Instruction: Exactly reproduce each line of the listing that follows.

*****

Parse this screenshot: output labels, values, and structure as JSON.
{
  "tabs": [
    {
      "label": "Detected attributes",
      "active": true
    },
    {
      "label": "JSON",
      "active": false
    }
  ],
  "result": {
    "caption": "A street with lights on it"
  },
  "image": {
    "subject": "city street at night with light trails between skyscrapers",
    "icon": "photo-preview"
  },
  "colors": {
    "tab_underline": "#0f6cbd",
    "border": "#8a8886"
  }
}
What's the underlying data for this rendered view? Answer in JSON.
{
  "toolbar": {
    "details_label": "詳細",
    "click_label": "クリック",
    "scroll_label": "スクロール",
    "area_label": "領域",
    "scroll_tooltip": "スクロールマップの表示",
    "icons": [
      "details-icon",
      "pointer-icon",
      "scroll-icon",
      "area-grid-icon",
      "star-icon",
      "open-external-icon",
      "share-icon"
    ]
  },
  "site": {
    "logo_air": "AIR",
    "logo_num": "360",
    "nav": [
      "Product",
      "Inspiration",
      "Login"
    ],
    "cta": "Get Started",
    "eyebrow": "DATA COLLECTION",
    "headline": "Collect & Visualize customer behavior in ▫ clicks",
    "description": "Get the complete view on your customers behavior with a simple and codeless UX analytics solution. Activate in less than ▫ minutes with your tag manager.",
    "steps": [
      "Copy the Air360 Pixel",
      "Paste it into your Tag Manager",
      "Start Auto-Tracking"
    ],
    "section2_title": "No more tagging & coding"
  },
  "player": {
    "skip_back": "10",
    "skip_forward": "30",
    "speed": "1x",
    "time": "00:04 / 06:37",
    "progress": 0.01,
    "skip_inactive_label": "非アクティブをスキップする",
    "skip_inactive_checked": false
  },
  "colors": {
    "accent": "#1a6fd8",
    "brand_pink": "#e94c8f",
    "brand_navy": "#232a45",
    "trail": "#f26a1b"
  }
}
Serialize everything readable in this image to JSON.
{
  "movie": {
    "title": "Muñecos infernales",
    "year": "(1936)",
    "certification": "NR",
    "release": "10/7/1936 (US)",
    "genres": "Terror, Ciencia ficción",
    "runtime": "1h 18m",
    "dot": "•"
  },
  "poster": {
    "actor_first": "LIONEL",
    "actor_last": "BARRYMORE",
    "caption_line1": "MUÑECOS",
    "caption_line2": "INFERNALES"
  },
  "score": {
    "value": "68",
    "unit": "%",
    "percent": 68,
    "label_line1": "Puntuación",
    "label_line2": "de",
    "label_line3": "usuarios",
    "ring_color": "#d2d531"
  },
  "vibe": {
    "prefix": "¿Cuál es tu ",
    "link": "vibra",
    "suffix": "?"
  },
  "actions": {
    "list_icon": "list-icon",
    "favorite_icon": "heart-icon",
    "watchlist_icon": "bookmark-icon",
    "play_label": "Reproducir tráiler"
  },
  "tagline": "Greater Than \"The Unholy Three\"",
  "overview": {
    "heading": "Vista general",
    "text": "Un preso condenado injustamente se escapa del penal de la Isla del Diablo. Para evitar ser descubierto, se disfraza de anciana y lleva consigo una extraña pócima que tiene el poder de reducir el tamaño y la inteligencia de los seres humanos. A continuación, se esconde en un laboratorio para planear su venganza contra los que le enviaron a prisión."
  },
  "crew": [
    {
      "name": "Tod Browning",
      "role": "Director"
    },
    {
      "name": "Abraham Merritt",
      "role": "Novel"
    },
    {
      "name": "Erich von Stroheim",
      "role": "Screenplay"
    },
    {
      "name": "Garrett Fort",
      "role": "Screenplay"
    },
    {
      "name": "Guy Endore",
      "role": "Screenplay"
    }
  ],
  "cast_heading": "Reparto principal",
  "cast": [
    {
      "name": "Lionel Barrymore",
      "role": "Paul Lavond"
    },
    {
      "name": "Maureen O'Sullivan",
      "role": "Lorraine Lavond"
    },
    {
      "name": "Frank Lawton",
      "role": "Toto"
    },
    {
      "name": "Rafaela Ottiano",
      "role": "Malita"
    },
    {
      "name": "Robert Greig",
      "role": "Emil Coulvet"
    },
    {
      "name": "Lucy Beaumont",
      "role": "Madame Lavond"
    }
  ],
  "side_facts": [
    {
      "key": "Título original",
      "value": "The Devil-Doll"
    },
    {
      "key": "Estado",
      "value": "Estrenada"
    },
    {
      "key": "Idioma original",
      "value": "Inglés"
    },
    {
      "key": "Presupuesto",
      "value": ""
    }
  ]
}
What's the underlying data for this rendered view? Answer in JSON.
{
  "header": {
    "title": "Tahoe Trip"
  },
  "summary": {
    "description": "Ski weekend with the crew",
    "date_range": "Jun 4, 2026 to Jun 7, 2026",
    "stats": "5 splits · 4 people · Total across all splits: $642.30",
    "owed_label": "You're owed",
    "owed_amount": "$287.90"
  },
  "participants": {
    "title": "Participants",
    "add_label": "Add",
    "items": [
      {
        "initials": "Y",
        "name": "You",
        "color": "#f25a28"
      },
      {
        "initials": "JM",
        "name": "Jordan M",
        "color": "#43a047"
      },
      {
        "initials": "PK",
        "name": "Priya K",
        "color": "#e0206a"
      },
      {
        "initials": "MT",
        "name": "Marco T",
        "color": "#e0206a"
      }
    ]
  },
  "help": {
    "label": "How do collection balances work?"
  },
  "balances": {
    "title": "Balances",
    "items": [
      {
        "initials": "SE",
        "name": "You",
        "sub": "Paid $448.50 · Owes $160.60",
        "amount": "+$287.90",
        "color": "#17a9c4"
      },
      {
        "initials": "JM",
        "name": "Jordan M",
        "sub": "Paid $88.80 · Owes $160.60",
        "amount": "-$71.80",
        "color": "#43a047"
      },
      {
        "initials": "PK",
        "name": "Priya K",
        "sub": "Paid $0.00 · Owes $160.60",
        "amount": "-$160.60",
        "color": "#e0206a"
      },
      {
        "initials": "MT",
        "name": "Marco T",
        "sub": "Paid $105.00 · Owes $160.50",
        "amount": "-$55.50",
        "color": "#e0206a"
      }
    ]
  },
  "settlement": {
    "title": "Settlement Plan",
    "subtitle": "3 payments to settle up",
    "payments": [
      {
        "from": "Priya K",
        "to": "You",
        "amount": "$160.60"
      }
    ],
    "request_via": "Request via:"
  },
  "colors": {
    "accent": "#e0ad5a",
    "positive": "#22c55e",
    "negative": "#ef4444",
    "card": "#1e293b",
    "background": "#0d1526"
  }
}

*****

Task solution:
Parse this screenshot: output labels, values, and structure as JSON.
{
  "tabs": [
    {
      "label": "Detected attributes",
      "active": true
    },
    {
      "label": "JSON",
      "active": false
    }
  ],
  "result": {
    "caption": "A street with lights on it"
  },
  "image": {
    "subject": "city street at night with light trails between skyscrapers",
    "icon": "photo-preview"
  },
  "colors": {
    "tab_underline": "#0f6cbd",
    "border": "#8a8886"
  }
}
What's the underlying data for this rendered view? Answer in JSON.
{
  "toolbar": {
    "details_label": "詳細",
    "click_label": "クリック",
    "scroll_label": "スクロール",
    "area_label": "領域",
    "scroll_tooltip": "スクロールマップの表示",
    "icons": [
      "details-icon",
      "pointer-icon",
      "scroll-icon",
      "area-grid-icon",
      "star-icon",
      "open-external-icon",
      "share-icon"
    ]
  },
  "site": {
    "logo_air": "AIR",
    "logo_num": "360",
    "nav": [
      "Product",
      "Inspiration",
      "Login"
    ],
    "cta": "Get Started",
    "eyebrow": "DATA COLLECTION",
    "headline": "Collect & Visualize customer behavior in ▫ clicks",
    "description": "Get the complete view on your customers behavior with a simple and codeless UX analytics solution. Activate in less than ▫ minutes with your tag manager.",
    "steps": [
      "Copy the Air360 Pixel",
      "Paste it into your Tag Manager",
      "Start Auto-Tracking"
    ],
    "section2_title": "No more tagging & coding"
  },
  "player": {
    "skip_back": "10",
    "skip_forward": "30",
    "speed": "1x",
    "time": "00:04 / 06:37",
    "progress": 0.01,
    "skip_inactive_label": "非アクティブをスキップする",
    "skip_inactive_checked": false
  },
  "colors": {
    "accent": "#1a6fd8",
    "brand_pink": "#e94c8f",
    "brand_navy": "#232a45",
    "trail": "#f26a1b"
  }
}
Serialize everything readable in this image to JSON.
{
  "movie": {
    "title": "Muñecos infernales",
    "year": "(1936)",
    "certification": "NR",
    "release": "10/7/1936 (US)",
    "genres": "Terror, Ciencia ficción",
    "runtime": "1h 18m",
    "dot": "•"
  },
  "poster": {
    "actor_first": "LIONEL",
    "actor_last": "BARRYMORE",
    "caption_line1": "MUÑECOS",
    "caption_line2": "INFERNALES"
  },
  "score": {
    "value": "68",
    "unit": "%",
    "percent": 68,
    "label_line1": "Puntuación",
    "label_line2": "de",
    "label_line3": "usuarios",
    "ring_color": "#d2d531"
  },
  "vibe": {
    "prefix": "¿Cuál es tu ",
    "link": "vibra",
    "suffix": "?"
  },
  "actions": {
    "list_icon": "list-icon",
    "favorite_icon": "heart-icon",
    "watchlist_icon": "bookmark-icon",
    "play_label": "Reproducir tráiler"
  },
  "tagline": "Greater Than \"The Unholy Three\"",
  "overview": {
    "heading": "Vista general",
    "text": "Un preso condenado injustamente se escapa del penal de la Isla del Diablo. Para evitar ser descubierto, se disfraza de anciana y lleva consigo una extraña pócima que tiene el poder de reducir el tamaño y la inteligencia de los seres humanos. A continuación, se esconde en un laboratorio para planear su venganza contra los que le enviaron a prisión."
  },
  "crew": [
    {
      "name": "Tod Browning",
      "role": "Director"
    },
    {
      "name": "Abraham Merritt",
      "role": "Novel"
    },
    {
      "name": "Erich von Stroheim",
      "role": "Screenplay"
    },
    {
      "name": "Garrett Fort",
      "role": "Screenplay"
    },
    {
      "name": "Guy Endore",
      "role": "Screenplay"
    }
  ],
  "cast_heading": "Reparto principal",
  "cast": [
    {
      "name": "Lionel Barrymore",
      "role": "Paul Lavond"
    },
    {
      "name": "Maureen O'Sullivan",
      "role": "Lorraine Lavond"
    },
    {
      "name": "Frank Lawton",
      "role": "Toto"
    },
    {
      "name": "Rafaela Ottiano",
      "role": "Malita"
    },
    {
      "name": "Robert Greig",
      "role": "Emil Coulvet"
    },
    {
      "name": "Lucy Beaumont",
      "role": "Madame Lavond"
    }
  ],
  "side_facts": [
    {
      "key": "Título original",
      "value": "The Devil-Doll"
    },
    {
      "key": "Estado",
      "value": "Estrenada"
    },
    {
      "key": "Idioma original",
      "value": "Inglés"
    },
    {
      "key": "Presupuesto",
      "value": ""
    }
  ]
}
What's the underlying data for this rendered view? Answer in JSON.
{
  "header": {
    "title": "Tahoe Trip"
  },
  "summary": {
    "description": "Ski weekend with the crew",
    "date_range": "Jun 4, 2026 to Jun 7, 2026",
    "stats": "5 splits · 4 people · Total across all splits: $642.30",
    "owed_label": "You're owed",
    "owed_amount": "$287.90"
  },
  "participants": {
    "title": "Participants",
    "add_label": "Add",
    "items": [
      {
        "initials": "Y",
        "name": "You",
        "color": "#f25a28"
      },
      {
        "initials": "JM",
        "name": "Jordan M",
        "color": "#43a047"
      },
      {
        "initials": "PK",
        "name": "Priya K",
        "color": "#e0206a"
      },
      {
        "initials": "MT",
        "name": "Marco T",
        "color": "#e0206a"
      }
    ]
  },
  "help": {
    "label": "How do collection balances work?"
  },
  "balances": {
    "title": "Balances",
    "items": [
      {
        "initials": "SE",
        "name": "You",
        "sub": "Paid $448.50 · Owes $160.60",
        "amount": "+$287.90",
        "color": "#17a9c4"
      },
      {
        "initials": "JM",
        "name": "Jordan M",
        "sub": "Paid $88.80 · Owes $160.60",
        "amount": "-$71.80",
        "color": "#43a047"
      },
      {
        "initials": "PK",
        "name": "Priya K",
        "sub": "Paid $0.00 · Owes $160.60",
        "amount": "-$160.60",
        "color": "#e0206a"
      },
      {
        "initials": "MT",
        "name": "Marco T",
        "sub": "Paid $105.00 · Owes $160.50",
        "amount": "-$55.50",
        "color": "#e0206a"
      }
    ]
  },
  "settlement": {
    "title": "Settlement Plan",
    "subtitle": "3 payments to settle up",
    "payments": [
      {
        "from": "Priya K",
        "to": "You",
        "amount": "$160.60"
      }
    ],
    "request_via": "Request via:"
  },
  "colors": {
    "accent": "#e0ad5a",
    "positive": "#22c55e",
    "negative": "#ef4444",
    "card": "#1e293b",
    "background": "#0d1526"
  }
}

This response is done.